(Dataset records)
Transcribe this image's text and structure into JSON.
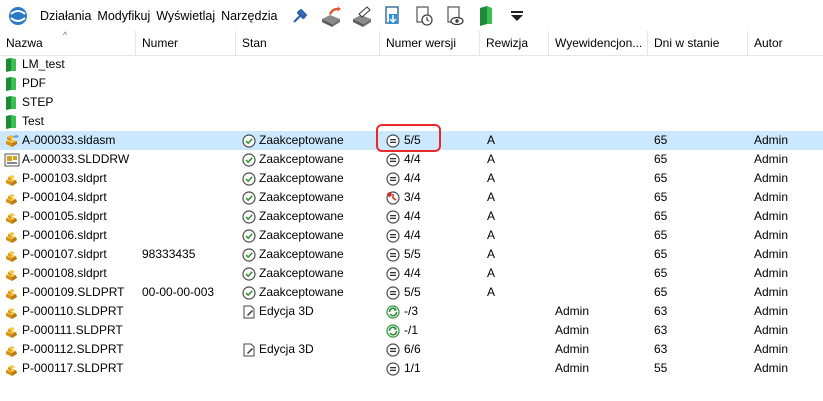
{
  "menu": [
    "Działania",
    "Modyfikuj",
    "Wyświetlaj",
    "Narzędzia"
  ],
  "toolbar_icons": [
    "pin-icon",
    "check-out-icon",
    "check-in-icon",
    "get-latest-icon",
    "get-version-icon",
    "preview-icon",
    "folder-icon",
    "dropdown-icon"
  ],
  "columns": [
    {
      "key": "name",
      "label": "Nazwa"
    },
    {
      "key": "number",
      "label": "Numer"
    },
    {
      "key": "state",
      "label": "Stan"
    },
    {
      "key": "version",
      "label": "Numer wersji"
    },
    {
      "key": "revision",
      "label": "Rewizja"
    },
    {
      "key": "checked_out",
      "label": "Wyewidencjon..."
    },
    {
      "key": "days",
      "label": "Dni w stanie"
    },
    {
      "key": "author",
      "label": "Autor"
    }
  ],
  "rows": [
    {
      "type": "folder",
      "name": "LM_test",
      "number": "",
      "state": "",
      "state_icon": "",
      "version": "",
      "version_icon": "",
      "revision": "",
      "checked_out": "",
      "days": "",
      "author": ""
    },
    {
      "type": "folder",
      "name": "PDF",
      "number": "",
      "state": "",
      "state_icon": "",
      "version": "",
      "version_icon": "",
      "revision": "",
      "checked_out": "",
      "days": "",
      "author": ""
    },
    {
      "type": "folder",
      "name": "STEP",
      "number": "",
      "state": "",
      "state_icon": "",
      "version": "",
      "version_icon": "",
      "revision": "",
      "checked_out": "",
      "days": "",
      "author": ""
    },
    {
      "type": "folder",
      "name": "Test",
      "number": "",
      "state": "",
      "state_icon": "",
      "version": "",
      "version_icon": "",
      "revision": "",
      "checked_out": "",
      "days": "",
      "author": ""
    },
    {
      "type": "assembly",
      "name": "A-000033.sldasm",
      "number": "",
      "state": "Zaakceptowane",
      "state_icon": "approved",
      "version": "5/5",
      "version_icon": "equal",
      "revision": "A",
      "checked_out": "",
      "days": "65",
      "author": "Admin",
      "selected": true
    },
    {
      "type": "drawing",
      "name": "A-000033.SLDDRW",
      "number": "",
      "state": "Zaakceptowane",
      "state_icon": "approved",
      "version": "4/4",
      "version_icon": "equal",
      "revision": "A",
      "checked_out": "",
      "days": "65",
      "author": "Admin"
    },
    {
      "type": "part",
      "name": "P-000103.sldprt",
      "number": "",
      "state": "Zaakceptowane",
      "state_icon": "approved",
      "version": "4/4",
      "version_icon": "equal",
      "revision": "A",
      "checked_out": "",
      "days": "65",
      "author": "Admin"
    },
    {
      "type": "part",
      "name": "P-000104.sldprt",
      "number": "",
      "state": "Zaakceptowane",
      "state_icon": "approved",
      "version": "3/4",
      "version_icon": "outdated",
      "revision": "A",
      "checked_out": "",
      "days": "65",
      "author": "Admin"
    },
    {
      "type": "part",
      "name": "P-000105.sldprt",
      "number": "",
      "state": "Zaakceptowane",
      "state_icon": "approved",
      "version": "4/4",
      "version_icon": "equal",
      "revision": "A",
      "checked_out": "",
      "days": "65",
      "author": "Admin"
    },
    {
      "type": "part",
      "name": "P-000106.sldprt",
      "number": "",
      "state": "Zaakceptowane",
      "state_icon": "approved",
      "version": "4/4",
      "version_icon": "equal",
      "revision": "A",
      "checked_out": "",
      "days": "65",
      "author": "Admin"
    },
    {
      "type": "part",
      "name": "P-000107.sldprt",
      "number": "98333435",
      "state": "Zaakceptowane",
      "state_icon": "approved",
      "version": "5/5",
      "version_icon": "equal",
      "revision": "A",
      "checked_out": "",
      "days": "65",
      "author": "Admin"
    },
    {
      "type": "part",
      "name": "P-000108.sldprt",
      "number": "",
      "state": "Zaakceptowane",
      "state_icon": "approved",
      "version": "4/4",
      "version_icon": "equal",
      "revision": "A",
      "checked_out": "",
      "days": "65",
      "author": "Admin"
    },
    {
      "type": "part",
      "name": "P-000109.SLDPRT",
      "number": "00-00-00-003",
      "state": "Zaakceptowane",
      "state_icon": "approved",
      "version": "5/5",
      "version_icon": "equal",
      "revision": "A",
      "checked_out": "",
      "days": "65",
      "author": "Admin"
    },
    {
      "type": "part",
      "name": "P-000110.SLDPRT",
      "number": "",
      "state": "Edycja 3D",
      "state_icon": "edit",
      "version": "-/3",
      "version_icon": "checked-out",
      "revision": "",
      "checked_out": "Admin",
      "days": "63",
      "author": "Admin"
    },
    {
      "type": "part",
      "name": "P-000111.SLDPRT",
      "number": "",
      "state": "",
      "state_icon": "",
      "version": "-/1",
      "version_icon": "checked-out",
      "revision": "",
      "checked_out": "Admin",
      "days": "63",
      "author": "Admin"
    },
    {
      "type": "part",
      "name": "P-000112.SLDPRT",
      "number": "",
      "state": "Edycja 3D",
      "state_icon": "edit",
      "version": "6/6",
      "version_icon": "equal",
      "revision": "",
      "checked_out": "Admin",
      "days": "63",
      "author": "Admin"
    },
    {
      "type": "part",
      "name": "P-000117.SLDPRT",
      "number": "",
      "state": "",
      "state_icon": "",
      "version": "1/1",
      "version_icon": "equal",
      "revision": "",
      "checked_out": "Admin",
      "days": "55",
      "author": "Admin"
    }
  ],
  "colors": {
    "selection": "#cce8ff",
    "highlight": "#e8282b",
    "folder": "#2e9e3e",
    "part": "#e3a21a"
  }
}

### Exercise requirements
Do not include images; quote all of the entries above exactly.

### Task result
Transcribe this image's text and structure into JSON.
{
  "menu": [
    "Działania",
    "Modyfikuj",
    "Wyświetlaj",
    "Narzędzia"
  ],
  "toolbar_icons": [
    "pin-icon",
    "check-out-icon",
    "check-in-icon",
    "get-latest-icon",
    "get-version-icon",
    "preview-icon",
    "folder-icon",
    "dropdown-icon"
  ],
  "columns": [
    {
      "key": "name",
      "label": "Nazwa"
    },
    {
      "key": "number",
      "label": "Numer"
    },
    {
      "key": "state",
      "label": "Stan"
    },
    {
      "key": "version",
      "label": "Numer wersji"
    },
    {
      "key": "revision",
      "label": "Rewizja"
    },
    {
      "key": "checked_out",
      "label": "Wyewidencjon..."
    },
    {
      "key": "days",
      "label": "Dni w stanie"
    },
    {
      "key": "author",
      "label": "Autor"
    }
  ],
  "rows": [
    {
      "type": "folder",
      "name": "LM_test",
      "number": "",
      "state": "",
      "state_icon": "",
      "version": "",
      "version_icon": "",
      "revision": "",
      "checked_out": "",
      "days": "",
      "author": ""
    },
    {
      "type": "folder",
      "name": "PDF",
      "number": "",
      "state": "",
      "state_icon": "",
      "version": "",
      "version_icon": "",
      "revision": "",
      "checked_out": "",
      "days": "",
      "author": ""
    },
    {
      "type": "folder",
      "name": "STEP",
      "number": "",
      "state": "",
      "state_icon": "",
      "version": "",
      "version_icon": "",
      "revision": "",
      "checked_out": "",
      "days": "",
      "author": ""
    },
    {
      "type": "folder",
      "name": "Test",
      "number": "",
      "state": "",
      "state_icon": "",
      "version": "",
      "version_icon": "",
      "revision": "",
      "checked_out": "",
      "days": "",
      "author": ""
    },
    {
      "type": "assembly",
      "name": "A-000033.sldasm",
      "number": "",
      "state": "Zaakceptowane",
      "state_icon": "approved",
      "version": "5/5",
      "version_icon": "equal",
      "revision": "A",
      "checked_out": "",
      "days": "65",
      "author": "Admin",
      "selected": true
    },
    {
      "type": "drawing",
      "name": "A-000033.SLDDRW",
      "number": "",
      "state": "Zaakceptowane",
      "state_icon": "approved",
      "version": "4/4",
      "version_icon": "equal",
      "revision": "A",
      "checked_out": "",
      "days": "65",
      "author": "Admin"
    },
    {
      "type": "part",
      "name": "P-000103.sldprt",
      "number": "",
      "state": "Zaakceptowane",
      "state_icon": "approved",
      "version": "4/4",
      "version_icon": "equal",
      "revision": "A",
      "checked_out": "",
      "days": "65",
      "author": "Admin"
    },
    {
      "type": "part",
      "name": "P-000104.sldprt",
      "number": "",
      "state": "Zaakceptowane",
      "state_icon": "approved",
      "version": "3/4",
      "version_icon": "outdated",
      "revision": "A",
      "checked_out": "",
      "days": "65",
      "author": "Admin"
    },
    {
      "type": "part",
      "name": "P-000105.sldprt",
      "number": "",
      "state": "Zaakceptowane",
      "state_icon": "approved",
      "version": "4/4",
      "version_icon": "equal",
      "revision": "A",
      "checked_out": "",
      "days": "65",
      "author": "Admin"
    },
    {
      "type": "part",
      "name": "P-000106.sldprt",
      "number": "",
      "state": "Zaakceptowane",
      "state_icon": "approved",
      "version": "4/4",
      "version_icon": "equal",
      "revision": "A",
      "checked_out": "",
      "days": "65",
      "author": "Admin"
    },
    {
      "type": "part",
      "name": "P-000107.sldprt",
      "number": "98333435",
      "state": "Zaakceptowane",
      "state_icon": "approved",
      "version": "5/5",
      "version_icon": "equal",
      "revision": "A",
      "checked_out": "",
      "days": "65",
      "author": "Admin"
    },
    {
      "type": "part",
      "name": "P-000108.sldprt",
      "number": "",
      "state": "Zaakceptowane",
      "state_icon": "approved",
      "version": "4/4",
      "version_icon": "equal",
      "revision": "A",
      "checked_out": "",
      "days": "65",
      "author": "Admin"
    },
    {
      "type": "part",
      "name": "P-000109.SLDPRT",
      "number": "00-00-00-003",
      "state": "Zaakceptowane",
      "state_icon": "approved",
      "version": "5/5",
      "version_icon": "equal",
      "revision": "A",
      "checked_out": "",
      "days": "65",
      "author": "Admin"
    },
    {
      "type": "part",
      "name": "P-000110.SLDPRT",
      "number": "",
      "state": "Edycja 3D",
      "state_icon": "edit",
      "version": "-/3",
      "version_icon": "checked-out",
      "revision": "",
      "checked_out": "Admin",
      "days": "63",
      "author": "Admin"
    },
    {
      "type": "part",
      "name": "P-000111.SLDPRT",
      "number": "",
      "state": "",
      "state_icon": "",
      "version": "-/1",
      "version_icon": "checked-out",
      "revision": "",
      "checked_out": "Admin",
      "days": "63",
      "author": "Admin"
    },
    {
      "type": "part",
      "name": "P-000112.SLDPRT",
      "number": "",
      "state": "Edycja 3D",
      "state_icon": "edit",
      "version": "6/6",
      "version_icon": "equal",
      "revision": "",
      "checked_out": "Admin",
      "days": "63",
      "author": "Admin"
    },
    {
      "type": "part",
      "name": "P-000117.SLDPRT",
      "number": "",
      "state": "",
      "state_icon": "",
      "version": "1/1",
      "version_icon": "equal",
      "revision": "",
      "checked_out": "Admin",
      "days": "55",
      "author": "Admin"
    }
  ],
  "colors": {
    "selection": "#cce8ff",
    "highlight": "#e8282b",
    "folder": "#2e9e3e",
    "part": "#e3a21a"
  }
}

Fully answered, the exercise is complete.